EXERCISE TASK >>
Extract the listing below in full, unchanged.

[Source records]
▼
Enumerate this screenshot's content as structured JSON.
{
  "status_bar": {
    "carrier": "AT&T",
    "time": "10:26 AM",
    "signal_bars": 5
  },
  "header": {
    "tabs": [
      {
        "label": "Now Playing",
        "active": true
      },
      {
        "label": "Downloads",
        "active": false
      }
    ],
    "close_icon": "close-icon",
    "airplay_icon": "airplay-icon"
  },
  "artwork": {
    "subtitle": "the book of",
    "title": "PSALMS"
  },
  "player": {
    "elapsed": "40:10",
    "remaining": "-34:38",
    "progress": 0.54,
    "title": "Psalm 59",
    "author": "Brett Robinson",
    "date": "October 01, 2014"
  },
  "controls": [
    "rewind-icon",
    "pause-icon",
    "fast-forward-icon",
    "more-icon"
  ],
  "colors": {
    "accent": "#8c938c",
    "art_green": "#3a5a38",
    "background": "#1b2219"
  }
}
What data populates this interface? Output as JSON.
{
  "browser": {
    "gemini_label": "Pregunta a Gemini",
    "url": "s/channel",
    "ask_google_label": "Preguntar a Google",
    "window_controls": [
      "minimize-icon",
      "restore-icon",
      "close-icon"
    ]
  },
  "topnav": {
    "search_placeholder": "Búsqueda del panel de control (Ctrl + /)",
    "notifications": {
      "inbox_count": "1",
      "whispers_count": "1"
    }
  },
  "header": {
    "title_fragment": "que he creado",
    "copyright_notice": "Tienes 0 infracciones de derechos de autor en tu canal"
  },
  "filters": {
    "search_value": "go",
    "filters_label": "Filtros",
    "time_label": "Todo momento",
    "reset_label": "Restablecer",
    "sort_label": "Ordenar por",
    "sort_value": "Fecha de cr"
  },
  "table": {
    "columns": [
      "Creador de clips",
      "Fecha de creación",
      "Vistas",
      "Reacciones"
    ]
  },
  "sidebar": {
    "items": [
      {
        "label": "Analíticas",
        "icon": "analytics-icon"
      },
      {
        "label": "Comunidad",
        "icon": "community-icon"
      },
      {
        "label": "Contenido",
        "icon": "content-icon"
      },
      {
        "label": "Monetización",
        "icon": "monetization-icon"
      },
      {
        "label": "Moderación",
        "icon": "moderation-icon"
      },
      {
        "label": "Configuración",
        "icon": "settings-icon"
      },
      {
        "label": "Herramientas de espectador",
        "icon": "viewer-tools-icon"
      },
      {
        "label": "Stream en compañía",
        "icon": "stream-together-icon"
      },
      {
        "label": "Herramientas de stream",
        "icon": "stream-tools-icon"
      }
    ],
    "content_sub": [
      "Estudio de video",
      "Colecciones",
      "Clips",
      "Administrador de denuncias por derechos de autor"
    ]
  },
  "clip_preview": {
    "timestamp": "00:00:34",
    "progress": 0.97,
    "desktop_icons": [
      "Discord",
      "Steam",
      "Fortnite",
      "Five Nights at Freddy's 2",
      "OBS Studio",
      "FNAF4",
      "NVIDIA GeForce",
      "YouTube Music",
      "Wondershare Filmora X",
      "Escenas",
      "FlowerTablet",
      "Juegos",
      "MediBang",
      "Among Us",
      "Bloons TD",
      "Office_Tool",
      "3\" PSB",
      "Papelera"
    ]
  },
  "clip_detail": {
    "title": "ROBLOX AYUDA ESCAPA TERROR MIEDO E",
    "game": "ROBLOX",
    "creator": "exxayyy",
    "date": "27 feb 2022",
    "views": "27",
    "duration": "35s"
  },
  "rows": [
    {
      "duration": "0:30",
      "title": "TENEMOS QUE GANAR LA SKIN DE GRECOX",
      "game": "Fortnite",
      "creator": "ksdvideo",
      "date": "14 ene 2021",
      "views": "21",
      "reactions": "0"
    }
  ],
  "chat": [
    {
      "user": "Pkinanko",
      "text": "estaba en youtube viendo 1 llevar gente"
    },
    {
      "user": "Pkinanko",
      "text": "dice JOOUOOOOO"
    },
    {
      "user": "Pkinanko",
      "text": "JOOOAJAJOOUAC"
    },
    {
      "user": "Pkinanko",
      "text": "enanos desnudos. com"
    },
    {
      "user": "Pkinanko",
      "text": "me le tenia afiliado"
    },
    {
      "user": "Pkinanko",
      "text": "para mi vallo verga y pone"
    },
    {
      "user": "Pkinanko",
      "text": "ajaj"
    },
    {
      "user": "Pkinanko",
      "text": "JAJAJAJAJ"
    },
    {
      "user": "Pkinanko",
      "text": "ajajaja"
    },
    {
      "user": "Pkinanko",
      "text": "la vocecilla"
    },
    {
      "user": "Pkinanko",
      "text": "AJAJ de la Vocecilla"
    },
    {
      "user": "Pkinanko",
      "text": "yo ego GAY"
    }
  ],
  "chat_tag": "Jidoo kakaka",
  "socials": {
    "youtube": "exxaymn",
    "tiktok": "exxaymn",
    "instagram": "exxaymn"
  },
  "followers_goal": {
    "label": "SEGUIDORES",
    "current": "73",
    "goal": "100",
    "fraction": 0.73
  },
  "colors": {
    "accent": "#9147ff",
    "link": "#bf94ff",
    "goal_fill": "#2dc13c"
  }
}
▲
EXERCISE OUTPUT >>
Enumerate this screenshot's content as structured JSON.
{
  "status_bar": {
    "carrier": "AT&T",
    "time": "10:26 AM",
    "signal_bars": 5
  },
  "header": {
    "tabs": [
      {
        "label": "Now Playing",
        "active": true
      },
      {
        "label": "Downloads",
        "active": false
      }
    ],
    "close_icon": "close-icon",
    "airplay_icon": "airplay-icon"
  },
  "artwork": {
    "subtitle": "the book of",
    "title": "PSALMS"
  },
  "player": {
    "elapsed": "40:10",
    "remaining": "-34:38",
    "progress": 0.54,
    "title": "Psalm 59",
    "author": "Brett Robinson",
    "date": "October 01, 2014"
  },
  "controls": [
    "rewind-icon",
    "pause-icon",
    "fast-forward-icon",
    "more-icon"
  ],
  "colors": {
    "accent": "#8c938c",
    "art_green": "#3a5a38",
    "background": "#1b2219"
  }
}
What data populates this interface? Output as JSON.
{
  "browser": {
    "gemini_label": "Pregunta a Gemini",
    "url": "s/channel",
    "ask_google_label": "Preguntar a Google",
    "window_controls": [
      "minimize-icon",
      "restore-icon",
      "close-icon"
    ]
  },
  "topnav": {
    "search_placeholder": "Búsqueda del panel de control (Ctrl + /)",
    "notifications": {
      "inbox_count": "1",
      "whispers_count": "1"
    }
  },
  "header": {
    "title_fragment": "que he creado",
    "copyright_notice": "Tienes 0 infracciones de derechos de autor en tu canal"
  },
  "filters": {
    "search_value": "go",
    "filters_label": "Filtros",
    "time_label": "Todo momento",
    "reset_label": "Restablecer",
    "sort_label": "Ordenar por",
    "sort_value": "Fecha de cr"
  },
  "table": {
    "columns": [
      "Creador de clips",
      "Fecha de creación",
      "Vistas",
      "Reacciones"
    ]
  },
  "sidebar": {
    "items": [
      {
        "label": "Analíticas",
        "icon": "analytics-icon"
      },
      {
        "label": "Comunidad",
        "icon": "community-icon"
      },
      {
        "label": "Contenido",
        "icon": "content-icon"
      },
      {
        "label": "Monetización",
        "icon": "monetization-icon"
      },
      {
        "label": "Moderación",
        "icon": "moderation-icon"
      },
      {
        "label": "Configuración",
        "icon": "settings-icon"
      },
      {
        "label": "Herramientas de espectador",
        "icon": "viewer-tools-icon"
      },
      {
        "label": "Stream en compañía",
        "icon": "stream-together-icon"
      },
      {
        "label": "Herramientas de stream",
        "icon": "stream-tools-icon"
      }
    ],
    "content_sub": [
      "Estudio de video",
      "Colecciones",
      "Clips",
      "Administrador de denuncias por derechos de autor"
    ]
  },
  "clip_preview": {
    "timestamp": "00:00:34",
    "progress": 0.97,
    "desktop_icons": [
      "Discord",
      "Steam",
      "Fortnite",
      "Five Nights at Freddy's 2",
      "OBS Studio",
      "FNAF4",
      "NVIDIA GeForce",
      "YouTube Music",
      "Wondershare Filmora X",
      "Escenas",
      "FlowerTablet",
      "Juegos",
      "MediBang",
      "Among Us",
      "Bloons TD",
      "Office_Tool",
      "3\" PSB",
      "Papelera"
    ]
  },
  "clip_detail": {
    "title": "ROBLOX AYUDA ESCAPA TERROR MIEDO E",
    "game": "ROBLOX",
    "creator": "exxayyy",
    "date": "27 feb 2022",
    "views": "27",
    "duration": "35s"
  },
  "rows": [
    {
      "duration": "0:30",
      "title": "TENEMOS QUE GANAR LA SKIN DE GRECOX",
      "game": "Fortnite",
      "creator": "ksdvideo",
      "date": "14 ene 2021",
      "views": "21",
      "reactions": "0"
    }
  ],
  "chat": [
    {
      "user": "Pkinanko",
      "text": "estaba en youtube viendo 1 llevar gente"
    },
    {
      "user": "Pkinanko",
      "text": "dice JOOUOOOOO"
    },
    {
      "user": "Pkinanko",
      "text": "JOOOAJAJOOUAC"
    },
    {
      "user": "Pkinanko",
      "text": "enanos desnudos. com"
    },
    {
      "user": "Pkinanko",
      "text": "me le tenia afiliado"
    },
    {
      "user": "Pkinanko",
      "text": "para mi vallo verga y pone"
    },
    {
      "user": "Pkinanko",
      "text": "ajaj"
    },
    {
      "user": "Pkinanko",
      "text": "JAJAJAJAJ"
    },
    {
      "user": "Pkinanko",
      "text": "ajajaja"
    },
    {
      "user": "Pkinanko",
      "text": "la vocecilla"
    },
    {
      "user": "Pkinanko",
      "text": "AJAJ de la Vocecilla"
    },
    {
      "user": "Pkinanko",
      "text": "yo ego GAY"
    }
  ],
  "chat_tag": "Jidoo kakaka",
  "socials": {
    "youtube": "exxaymn",
    "tiktok": "exxaymn",
    "instagram": "exxaymn"
  },
  "followers_goal": {
    "label": "SEGUIDORES",
    "current": "73",
    "goal": "100",
    "fraction": 0.73
  },
  "colors": {
    "accent": "#9147ff",
    "link": "#bf94ff",
    "goal_fill": "#2dc13c"
  }
}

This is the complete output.